Report how many lines contain "contatto"; state the number and nothing else.
-- start of SUPPLIED INFORMATION --
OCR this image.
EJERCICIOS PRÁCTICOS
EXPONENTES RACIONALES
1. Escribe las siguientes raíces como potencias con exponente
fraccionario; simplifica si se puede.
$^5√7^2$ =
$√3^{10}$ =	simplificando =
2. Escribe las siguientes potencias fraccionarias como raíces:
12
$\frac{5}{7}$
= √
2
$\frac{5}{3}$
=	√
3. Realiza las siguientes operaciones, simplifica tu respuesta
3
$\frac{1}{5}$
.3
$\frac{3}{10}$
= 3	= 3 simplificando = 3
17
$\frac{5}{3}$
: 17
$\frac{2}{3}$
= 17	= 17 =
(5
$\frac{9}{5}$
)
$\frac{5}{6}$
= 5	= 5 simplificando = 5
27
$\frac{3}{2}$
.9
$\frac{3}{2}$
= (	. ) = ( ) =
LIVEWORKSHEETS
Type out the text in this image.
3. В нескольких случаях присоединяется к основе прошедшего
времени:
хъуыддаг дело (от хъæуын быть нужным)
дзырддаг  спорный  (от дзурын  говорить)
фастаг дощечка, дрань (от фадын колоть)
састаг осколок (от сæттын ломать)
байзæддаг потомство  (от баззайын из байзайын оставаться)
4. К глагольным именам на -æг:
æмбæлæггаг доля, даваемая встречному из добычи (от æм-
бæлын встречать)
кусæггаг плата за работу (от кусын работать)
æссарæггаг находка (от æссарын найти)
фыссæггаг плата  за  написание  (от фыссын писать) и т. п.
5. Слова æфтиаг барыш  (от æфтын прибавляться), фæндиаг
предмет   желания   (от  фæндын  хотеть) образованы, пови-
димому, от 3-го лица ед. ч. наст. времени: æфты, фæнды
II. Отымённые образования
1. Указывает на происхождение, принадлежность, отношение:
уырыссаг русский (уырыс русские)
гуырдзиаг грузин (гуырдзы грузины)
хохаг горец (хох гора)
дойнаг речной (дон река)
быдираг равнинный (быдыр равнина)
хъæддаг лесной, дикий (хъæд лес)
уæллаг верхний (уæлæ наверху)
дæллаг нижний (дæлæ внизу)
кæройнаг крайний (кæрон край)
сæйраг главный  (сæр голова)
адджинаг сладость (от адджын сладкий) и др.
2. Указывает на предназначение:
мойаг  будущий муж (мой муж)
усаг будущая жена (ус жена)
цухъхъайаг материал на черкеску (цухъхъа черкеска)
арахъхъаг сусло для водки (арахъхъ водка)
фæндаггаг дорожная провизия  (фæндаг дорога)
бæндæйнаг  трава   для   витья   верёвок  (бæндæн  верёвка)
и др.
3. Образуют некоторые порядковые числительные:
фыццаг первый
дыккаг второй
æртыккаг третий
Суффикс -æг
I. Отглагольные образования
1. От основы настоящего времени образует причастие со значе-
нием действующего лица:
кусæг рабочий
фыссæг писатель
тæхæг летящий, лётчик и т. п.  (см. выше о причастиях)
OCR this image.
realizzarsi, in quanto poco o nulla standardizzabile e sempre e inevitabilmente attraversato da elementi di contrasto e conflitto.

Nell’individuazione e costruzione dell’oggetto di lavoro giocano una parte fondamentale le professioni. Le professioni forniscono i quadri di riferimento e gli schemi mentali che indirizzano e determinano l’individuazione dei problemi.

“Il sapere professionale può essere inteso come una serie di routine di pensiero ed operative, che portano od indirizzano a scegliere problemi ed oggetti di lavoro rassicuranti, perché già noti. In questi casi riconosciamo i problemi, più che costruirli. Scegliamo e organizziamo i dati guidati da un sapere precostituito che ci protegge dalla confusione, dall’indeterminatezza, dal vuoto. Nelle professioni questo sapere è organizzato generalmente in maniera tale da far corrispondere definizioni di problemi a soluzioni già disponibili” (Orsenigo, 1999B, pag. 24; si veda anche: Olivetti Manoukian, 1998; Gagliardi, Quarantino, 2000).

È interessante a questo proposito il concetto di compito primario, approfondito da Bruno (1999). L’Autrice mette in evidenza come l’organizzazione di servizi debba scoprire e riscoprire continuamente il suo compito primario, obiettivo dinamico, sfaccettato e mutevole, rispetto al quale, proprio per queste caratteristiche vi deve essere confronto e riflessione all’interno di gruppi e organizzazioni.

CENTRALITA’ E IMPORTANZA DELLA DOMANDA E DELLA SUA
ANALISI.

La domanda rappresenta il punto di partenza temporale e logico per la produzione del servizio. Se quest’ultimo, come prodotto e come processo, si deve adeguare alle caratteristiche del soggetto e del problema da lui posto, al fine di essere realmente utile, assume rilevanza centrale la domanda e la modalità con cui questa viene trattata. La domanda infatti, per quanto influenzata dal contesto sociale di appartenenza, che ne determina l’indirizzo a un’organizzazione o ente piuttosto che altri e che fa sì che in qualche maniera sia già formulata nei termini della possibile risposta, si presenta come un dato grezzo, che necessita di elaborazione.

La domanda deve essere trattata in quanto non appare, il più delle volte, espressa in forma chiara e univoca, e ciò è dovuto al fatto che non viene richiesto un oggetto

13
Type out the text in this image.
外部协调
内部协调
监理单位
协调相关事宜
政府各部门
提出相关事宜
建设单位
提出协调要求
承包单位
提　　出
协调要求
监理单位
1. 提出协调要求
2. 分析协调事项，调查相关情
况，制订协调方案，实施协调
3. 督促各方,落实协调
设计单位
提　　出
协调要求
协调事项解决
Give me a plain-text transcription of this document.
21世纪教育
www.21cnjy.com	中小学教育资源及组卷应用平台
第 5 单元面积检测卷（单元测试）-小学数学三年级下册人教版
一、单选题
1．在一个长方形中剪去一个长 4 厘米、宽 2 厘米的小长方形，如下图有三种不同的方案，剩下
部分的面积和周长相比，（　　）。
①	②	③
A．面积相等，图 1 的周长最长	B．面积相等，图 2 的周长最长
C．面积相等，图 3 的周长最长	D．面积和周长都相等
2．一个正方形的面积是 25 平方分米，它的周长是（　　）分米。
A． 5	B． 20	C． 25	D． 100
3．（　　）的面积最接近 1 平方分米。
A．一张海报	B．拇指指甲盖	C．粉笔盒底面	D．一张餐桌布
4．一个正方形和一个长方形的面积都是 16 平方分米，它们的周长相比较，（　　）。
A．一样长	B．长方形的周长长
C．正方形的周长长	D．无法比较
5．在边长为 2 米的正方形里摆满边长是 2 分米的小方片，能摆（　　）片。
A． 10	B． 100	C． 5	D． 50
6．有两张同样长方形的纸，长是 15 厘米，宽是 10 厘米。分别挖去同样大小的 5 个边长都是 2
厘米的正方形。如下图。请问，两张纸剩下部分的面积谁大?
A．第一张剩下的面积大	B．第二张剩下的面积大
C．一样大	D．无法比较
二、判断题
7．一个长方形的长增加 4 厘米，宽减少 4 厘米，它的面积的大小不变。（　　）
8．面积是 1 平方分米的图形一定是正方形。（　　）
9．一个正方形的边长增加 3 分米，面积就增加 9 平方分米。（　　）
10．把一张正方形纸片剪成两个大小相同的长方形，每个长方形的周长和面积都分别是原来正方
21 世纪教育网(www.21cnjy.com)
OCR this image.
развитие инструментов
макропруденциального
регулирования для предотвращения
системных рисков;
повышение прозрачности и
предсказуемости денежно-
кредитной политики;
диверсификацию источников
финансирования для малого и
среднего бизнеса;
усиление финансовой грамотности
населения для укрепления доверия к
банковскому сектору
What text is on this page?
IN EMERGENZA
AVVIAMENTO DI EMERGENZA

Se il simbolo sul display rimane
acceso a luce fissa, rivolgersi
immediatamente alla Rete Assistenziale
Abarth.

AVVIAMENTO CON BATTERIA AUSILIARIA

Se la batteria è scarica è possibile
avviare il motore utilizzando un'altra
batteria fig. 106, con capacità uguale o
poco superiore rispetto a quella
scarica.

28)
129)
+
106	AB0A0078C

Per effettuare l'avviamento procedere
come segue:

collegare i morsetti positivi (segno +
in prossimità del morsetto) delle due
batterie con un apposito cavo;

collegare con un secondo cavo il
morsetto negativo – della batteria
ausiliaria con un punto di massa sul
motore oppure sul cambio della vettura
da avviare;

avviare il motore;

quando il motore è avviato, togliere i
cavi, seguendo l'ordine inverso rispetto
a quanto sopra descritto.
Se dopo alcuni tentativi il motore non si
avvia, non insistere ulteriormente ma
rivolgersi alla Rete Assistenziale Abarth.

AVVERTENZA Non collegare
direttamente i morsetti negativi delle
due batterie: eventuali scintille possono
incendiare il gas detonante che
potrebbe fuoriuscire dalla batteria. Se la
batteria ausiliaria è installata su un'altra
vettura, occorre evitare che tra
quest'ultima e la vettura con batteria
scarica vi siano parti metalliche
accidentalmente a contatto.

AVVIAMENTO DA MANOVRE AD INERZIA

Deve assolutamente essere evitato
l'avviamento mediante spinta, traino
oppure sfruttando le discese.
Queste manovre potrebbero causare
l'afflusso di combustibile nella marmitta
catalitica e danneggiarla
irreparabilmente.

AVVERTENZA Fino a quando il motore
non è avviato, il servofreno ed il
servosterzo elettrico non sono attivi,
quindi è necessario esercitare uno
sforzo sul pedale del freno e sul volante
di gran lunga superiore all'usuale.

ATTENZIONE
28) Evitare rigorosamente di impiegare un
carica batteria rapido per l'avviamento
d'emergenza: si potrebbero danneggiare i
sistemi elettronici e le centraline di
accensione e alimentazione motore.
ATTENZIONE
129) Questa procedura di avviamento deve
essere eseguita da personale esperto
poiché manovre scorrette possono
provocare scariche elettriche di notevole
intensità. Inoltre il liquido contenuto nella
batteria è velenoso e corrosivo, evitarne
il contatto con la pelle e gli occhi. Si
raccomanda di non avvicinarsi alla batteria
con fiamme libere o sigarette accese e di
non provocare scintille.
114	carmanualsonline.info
-- end of SUPPLIED INFORMATION --
RESULT: 2